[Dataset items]
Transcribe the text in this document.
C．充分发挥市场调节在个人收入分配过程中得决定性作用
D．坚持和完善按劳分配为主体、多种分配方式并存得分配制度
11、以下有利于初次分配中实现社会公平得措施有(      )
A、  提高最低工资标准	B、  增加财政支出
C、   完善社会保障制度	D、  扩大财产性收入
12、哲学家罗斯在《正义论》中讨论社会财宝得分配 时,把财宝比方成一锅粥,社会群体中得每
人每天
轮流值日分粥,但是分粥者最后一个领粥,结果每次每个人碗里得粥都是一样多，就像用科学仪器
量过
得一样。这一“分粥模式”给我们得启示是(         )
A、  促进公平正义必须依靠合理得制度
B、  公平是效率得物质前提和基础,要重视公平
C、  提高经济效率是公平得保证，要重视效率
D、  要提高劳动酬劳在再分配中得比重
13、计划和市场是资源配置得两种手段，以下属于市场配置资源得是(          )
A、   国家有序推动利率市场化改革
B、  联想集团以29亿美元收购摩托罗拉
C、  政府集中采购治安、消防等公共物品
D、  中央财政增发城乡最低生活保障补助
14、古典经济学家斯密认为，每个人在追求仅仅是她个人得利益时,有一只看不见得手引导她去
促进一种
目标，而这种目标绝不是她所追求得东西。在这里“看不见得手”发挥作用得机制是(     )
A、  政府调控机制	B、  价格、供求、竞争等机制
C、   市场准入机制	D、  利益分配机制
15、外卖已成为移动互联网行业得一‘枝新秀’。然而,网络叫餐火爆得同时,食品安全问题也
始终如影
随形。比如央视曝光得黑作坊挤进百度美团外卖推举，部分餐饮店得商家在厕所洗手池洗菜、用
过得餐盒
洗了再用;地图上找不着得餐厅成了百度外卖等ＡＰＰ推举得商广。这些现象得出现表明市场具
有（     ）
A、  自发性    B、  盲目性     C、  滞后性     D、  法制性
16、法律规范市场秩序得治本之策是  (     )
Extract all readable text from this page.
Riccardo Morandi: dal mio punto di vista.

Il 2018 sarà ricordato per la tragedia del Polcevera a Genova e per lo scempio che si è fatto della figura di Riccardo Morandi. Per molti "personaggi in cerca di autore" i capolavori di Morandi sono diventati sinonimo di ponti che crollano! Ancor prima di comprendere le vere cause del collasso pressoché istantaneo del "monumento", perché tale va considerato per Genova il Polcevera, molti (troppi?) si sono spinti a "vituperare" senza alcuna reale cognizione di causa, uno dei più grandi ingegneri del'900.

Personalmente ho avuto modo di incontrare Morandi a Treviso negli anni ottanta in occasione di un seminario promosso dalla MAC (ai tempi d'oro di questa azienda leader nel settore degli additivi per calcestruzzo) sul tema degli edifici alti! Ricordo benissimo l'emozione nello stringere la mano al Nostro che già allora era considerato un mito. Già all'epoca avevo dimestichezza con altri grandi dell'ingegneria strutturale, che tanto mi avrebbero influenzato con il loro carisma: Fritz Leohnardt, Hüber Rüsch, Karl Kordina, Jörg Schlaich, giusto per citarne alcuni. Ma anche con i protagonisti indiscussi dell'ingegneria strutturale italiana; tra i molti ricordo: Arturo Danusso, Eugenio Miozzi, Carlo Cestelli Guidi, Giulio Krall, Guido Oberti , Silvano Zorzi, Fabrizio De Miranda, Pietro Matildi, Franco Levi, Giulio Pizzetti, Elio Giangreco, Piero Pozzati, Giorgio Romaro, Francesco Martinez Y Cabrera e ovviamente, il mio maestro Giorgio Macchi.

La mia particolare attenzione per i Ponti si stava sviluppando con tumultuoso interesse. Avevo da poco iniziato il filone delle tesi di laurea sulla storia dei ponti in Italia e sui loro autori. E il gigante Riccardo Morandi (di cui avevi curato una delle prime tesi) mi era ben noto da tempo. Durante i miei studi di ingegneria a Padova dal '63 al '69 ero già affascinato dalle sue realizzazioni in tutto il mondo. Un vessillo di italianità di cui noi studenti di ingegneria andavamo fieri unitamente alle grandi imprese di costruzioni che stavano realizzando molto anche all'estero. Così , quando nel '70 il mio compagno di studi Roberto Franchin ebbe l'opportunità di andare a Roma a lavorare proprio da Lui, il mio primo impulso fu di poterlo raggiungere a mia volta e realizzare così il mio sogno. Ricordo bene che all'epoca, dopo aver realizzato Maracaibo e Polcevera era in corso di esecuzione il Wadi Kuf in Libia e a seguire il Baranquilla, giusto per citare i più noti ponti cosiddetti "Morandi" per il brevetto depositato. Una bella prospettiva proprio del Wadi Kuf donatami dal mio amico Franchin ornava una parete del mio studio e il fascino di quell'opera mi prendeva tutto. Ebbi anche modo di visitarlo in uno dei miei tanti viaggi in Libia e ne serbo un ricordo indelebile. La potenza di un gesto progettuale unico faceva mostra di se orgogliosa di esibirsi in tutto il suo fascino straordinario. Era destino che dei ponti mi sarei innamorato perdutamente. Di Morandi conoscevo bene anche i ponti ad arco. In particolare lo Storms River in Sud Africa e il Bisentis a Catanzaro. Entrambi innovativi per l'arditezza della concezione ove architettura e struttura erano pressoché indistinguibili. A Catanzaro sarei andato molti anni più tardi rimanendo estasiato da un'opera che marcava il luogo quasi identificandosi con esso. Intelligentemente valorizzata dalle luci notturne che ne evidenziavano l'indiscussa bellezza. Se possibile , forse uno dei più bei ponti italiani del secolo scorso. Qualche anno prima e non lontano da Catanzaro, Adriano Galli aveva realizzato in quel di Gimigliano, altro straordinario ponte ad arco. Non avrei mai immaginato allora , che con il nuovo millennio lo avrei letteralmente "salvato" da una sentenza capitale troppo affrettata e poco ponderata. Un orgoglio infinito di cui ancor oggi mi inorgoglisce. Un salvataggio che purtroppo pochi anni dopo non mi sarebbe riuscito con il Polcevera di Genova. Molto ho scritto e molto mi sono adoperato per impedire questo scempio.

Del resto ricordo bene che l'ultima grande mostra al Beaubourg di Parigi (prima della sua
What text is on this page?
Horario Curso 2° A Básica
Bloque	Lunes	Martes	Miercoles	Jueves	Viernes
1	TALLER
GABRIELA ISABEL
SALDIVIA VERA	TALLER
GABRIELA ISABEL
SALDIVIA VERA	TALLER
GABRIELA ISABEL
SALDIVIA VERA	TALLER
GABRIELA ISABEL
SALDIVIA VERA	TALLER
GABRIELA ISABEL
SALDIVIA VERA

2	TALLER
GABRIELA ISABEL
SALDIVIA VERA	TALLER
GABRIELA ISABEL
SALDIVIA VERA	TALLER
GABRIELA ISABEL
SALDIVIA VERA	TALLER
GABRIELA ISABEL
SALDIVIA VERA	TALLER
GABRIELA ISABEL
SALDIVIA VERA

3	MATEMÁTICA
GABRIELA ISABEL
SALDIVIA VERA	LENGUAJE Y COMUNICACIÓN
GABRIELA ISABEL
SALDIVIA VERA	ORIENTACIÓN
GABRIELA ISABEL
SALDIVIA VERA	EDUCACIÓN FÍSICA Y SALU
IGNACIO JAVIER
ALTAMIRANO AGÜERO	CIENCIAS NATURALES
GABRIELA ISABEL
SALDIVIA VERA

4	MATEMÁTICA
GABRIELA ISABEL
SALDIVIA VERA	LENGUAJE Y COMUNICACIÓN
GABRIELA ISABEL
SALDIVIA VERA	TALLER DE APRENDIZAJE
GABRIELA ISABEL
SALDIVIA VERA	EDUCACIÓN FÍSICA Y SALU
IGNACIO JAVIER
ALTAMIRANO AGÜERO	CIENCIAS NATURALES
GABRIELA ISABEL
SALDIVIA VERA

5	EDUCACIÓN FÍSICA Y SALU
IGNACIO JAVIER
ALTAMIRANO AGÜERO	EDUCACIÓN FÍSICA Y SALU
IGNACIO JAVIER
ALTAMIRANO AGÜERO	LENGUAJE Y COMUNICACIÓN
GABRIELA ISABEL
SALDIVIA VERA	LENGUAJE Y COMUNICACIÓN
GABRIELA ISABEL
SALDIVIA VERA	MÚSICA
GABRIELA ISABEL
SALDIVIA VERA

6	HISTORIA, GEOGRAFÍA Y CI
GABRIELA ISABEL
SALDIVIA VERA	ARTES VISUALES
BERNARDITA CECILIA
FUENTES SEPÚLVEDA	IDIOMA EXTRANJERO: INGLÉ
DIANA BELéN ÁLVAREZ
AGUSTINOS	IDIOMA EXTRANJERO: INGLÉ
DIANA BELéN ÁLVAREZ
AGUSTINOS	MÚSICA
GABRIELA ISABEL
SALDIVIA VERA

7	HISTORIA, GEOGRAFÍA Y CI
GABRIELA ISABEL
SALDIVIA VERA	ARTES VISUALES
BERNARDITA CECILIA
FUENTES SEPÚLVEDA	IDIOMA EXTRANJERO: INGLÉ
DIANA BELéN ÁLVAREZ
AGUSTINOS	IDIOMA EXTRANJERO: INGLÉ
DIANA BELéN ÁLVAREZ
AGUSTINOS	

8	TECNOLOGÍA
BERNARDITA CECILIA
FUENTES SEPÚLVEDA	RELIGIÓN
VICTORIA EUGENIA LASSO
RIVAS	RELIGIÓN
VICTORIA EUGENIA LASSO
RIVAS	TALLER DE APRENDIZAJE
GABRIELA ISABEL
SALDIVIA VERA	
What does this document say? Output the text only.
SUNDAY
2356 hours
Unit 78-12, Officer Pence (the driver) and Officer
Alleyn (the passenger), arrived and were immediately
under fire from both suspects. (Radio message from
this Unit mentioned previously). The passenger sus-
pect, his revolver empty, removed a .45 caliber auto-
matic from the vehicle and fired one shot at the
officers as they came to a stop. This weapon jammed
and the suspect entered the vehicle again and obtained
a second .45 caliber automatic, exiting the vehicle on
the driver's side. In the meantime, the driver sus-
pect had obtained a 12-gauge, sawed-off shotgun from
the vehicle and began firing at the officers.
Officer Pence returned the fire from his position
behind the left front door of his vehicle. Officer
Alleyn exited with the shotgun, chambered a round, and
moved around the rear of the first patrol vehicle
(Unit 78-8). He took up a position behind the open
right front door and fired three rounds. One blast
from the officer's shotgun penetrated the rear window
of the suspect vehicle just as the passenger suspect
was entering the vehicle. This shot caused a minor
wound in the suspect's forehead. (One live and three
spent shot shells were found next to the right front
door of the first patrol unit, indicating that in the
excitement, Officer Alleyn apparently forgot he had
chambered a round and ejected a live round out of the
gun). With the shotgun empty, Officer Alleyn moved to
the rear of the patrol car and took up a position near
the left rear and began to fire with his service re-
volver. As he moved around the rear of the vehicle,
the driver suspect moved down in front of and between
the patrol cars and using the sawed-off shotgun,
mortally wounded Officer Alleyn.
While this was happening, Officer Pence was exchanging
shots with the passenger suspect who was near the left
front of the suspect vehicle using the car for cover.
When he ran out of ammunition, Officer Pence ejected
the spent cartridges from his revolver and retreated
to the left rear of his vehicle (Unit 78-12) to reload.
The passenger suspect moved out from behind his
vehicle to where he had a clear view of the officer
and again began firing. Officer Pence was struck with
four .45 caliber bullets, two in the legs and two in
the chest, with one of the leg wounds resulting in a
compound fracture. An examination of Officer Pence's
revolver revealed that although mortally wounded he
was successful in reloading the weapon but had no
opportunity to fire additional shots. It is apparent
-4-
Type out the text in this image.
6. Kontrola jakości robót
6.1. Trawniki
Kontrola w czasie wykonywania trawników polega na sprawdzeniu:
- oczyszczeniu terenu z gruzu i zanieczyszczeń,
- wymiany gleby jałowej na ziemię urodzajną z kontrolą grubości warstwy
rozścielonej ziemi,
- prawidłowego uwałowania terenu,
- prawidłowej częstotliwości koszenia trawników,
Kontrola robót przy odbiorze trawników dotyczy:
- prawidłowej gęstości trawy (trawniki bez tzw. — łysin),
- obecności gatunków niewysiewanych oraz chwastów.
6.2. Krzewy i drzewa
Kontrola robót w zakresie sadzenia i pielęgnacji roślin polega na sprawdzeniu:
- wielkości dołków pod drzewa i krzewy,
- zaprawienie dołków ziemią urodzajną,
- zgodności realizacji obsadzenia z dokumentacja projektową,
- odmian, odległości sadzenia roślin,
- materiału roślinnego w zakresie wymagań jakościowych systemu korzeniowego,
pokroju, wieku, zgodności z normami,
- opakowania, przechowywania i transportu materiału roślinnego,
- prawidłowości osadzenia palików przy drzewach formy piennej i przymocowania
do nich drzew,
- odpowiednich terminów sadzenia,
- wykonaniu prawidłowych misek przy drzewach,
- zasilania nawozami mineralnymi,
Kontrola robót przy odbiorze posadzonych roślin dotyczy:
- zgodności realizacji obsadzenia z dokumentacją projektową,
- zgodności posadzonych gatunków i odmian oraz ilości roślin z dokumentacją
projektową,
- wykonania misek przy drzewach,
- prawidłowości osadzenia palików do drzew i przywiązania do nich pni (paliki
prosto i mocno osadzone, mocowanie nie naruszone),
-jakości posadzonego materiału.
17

__INSTRUCTIONS FOR THE TASK__: Across the entries, how many lines hold the word "first"? Say only the number.

__CORRECT RESPONSE__: 2